◆ **Extract to read**
President of the Philippine Football Federation
- Incumbent
- Assumed office November 25, 2023
- Preceded by: Mariano Araneta

Personal details
- Born: John Anthony Gutierrez March 23, 1977 (age 49)
- Occupation: Businessman, sports administrator

= John Gutierrez =

Filipino sports executive

John Anthony Gutierrez (born March 23, 1977) is a Filipino businessman and sports executive. He is the president of the Philippine Football Federation since November 2023.

==Career==
===Business===
Gutierrez is the president of Air Juan, a charter airline which operates in the Philippines. The airline has been operational since 2012.

===Sports administration===
====Pachanga====
Pachanga, a club which competed in the defunct United Football League was owned by Gutierrez.

====PFF presidency====
Affiliated with the Bukidnon Football Association, Gutierrez was elected as president of the Philippine Football Federation (PFF) on November 25, 2023, succeeding Mariano Araneta. He received 30 out of 36 votes, outbesting Filbert Alquiros of Stallion Laguna, and Henry Sabate of Davao-South RFA. He pledged the continuity of Araneta's program and expressed his intent to prioritize the grassroots football program in the Philippines.

Gutierez appointed Freddy Gonzales as director of the PFF's national teams while maintaining patron Jeff Cheng as manager of the Philippines women's national team. Cheng led the in its 2022 AFF Women's Championship title and 2023 FIFA Women's World Cup maiden campaign. Dan Palami stepped down from his role as team manager of the Philippine national team, and subsequently the PFF abandoned the "Azkals" moniker.

However, Cheng departed from his role in June 2024. The president maintained that the PFF tried to negotiate with Cheng but the latter left due to a "situation that was not workable".

◆ **Recorded information**
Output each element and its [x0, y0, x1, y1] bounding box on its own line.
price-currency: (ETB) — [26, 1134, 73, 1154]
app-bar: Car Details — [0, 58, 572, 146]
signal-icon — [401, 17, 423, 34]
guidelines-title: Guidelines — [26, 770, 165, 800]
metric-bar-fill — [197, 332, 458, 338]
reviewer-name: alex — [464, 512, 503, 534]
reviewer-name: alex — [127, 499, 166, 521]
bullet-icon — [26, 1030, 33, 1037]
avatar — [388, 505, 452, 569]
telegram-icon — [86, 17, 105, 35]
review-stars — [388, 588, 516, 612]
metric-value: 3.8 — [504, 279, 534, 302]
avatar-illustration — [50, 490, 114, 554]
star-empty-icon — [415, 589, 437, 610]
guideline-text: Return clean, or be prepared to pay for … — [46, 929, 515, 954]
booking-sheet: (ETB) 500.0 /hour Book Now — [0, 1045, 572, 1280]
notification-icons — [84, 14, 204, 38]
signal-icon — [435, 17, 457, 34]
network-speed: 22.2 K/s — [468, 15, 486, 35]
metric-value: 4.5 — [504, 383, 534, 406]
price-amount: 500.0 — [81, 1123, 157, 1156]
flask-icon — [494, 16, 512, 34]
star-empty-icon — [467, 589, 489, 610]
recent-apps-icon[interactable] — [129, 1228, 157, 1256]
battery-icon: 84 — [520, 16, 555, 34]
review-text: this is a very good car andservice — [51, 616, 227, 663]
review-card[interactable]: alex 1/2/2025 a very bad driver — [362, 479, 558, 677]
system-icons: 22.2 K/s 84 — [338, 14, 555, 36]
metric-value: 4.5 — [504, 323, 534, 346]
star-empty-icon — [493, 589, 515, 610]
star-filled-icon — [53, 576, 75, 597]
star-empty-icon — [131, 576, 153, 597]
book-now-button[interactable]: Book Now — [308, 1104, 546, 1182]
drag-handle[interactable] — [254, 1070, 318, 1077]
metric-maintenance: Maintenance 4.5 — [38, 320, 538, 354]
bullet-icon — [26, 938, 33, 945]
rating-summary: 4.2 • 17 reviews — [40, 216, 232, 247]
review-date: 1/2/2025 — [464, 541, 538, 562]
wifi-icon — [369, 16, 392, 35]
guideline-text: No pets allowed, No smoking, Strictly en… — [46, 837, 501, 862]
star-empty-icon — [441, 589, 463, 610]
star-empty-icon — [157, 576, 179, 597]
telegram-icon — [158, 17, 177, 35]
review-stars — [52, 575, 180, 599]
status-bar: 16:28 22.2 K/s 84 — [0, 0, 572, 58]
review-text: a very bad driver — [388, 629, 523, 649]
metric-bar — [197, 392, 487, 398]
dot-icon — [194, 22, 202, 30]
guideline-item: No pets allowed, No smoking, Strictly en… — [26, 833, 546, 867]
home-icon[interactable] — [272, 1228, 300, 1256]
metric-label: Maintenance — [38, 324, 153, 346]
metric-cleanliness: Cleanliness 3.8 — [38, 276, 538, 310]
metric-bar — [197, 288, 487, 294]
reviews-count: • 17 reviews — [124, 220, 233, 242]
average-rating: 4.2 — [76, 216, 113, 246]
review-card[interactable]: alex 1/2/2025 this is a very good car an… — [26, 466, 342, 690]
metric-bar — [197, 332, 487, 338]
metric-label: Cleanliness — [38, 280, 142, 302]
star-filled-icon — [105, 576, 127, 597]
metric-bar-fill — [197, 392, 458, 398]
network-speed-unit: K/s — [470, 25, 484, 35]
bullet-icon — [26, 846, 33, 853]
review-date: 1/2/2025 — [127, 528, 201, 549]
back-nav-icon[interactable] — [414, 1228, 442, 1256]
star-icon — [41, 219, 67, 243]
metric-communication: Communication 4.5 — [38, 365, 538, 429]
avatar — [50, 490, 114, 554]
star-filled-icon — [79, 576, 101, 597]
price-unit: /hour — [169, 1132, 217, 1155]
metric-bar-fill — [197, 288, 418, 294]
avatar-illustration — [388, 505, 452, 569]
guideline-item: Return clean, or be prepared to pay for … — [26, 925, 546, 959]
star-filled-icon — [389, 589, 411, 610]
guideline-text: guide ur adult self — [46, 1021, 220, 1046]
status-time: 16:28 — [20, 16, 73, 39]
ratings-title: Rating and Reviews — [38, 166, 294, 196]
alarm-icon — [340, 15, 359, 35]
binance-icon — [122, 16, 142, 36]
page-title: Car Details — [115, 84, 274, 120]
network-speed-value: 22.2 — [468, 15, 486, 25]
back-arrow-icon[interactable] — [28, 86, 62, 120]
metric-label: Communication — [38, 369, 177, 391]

◆ **Exercises to complete**
1. According to the article on John Gutierrez, how many votes did he receive when he was elected president of the Philippine Football Federation?
2. Reproduce the article on John Gutierrez word for word, from "- Occupation: Businessman, sports" up to and including "since November 2023.".

◆ **Answers to each task**
1. 30 out of 36 votes

2.
- Occupation: Businessman, sports administrator

= John Gutierrez =

Filipino sports executive

John Anthony Gutierrez (born March 23, 1977) is a Filipino businessman and sports executive. He is the president of the Philippine Football Federation since November 2023.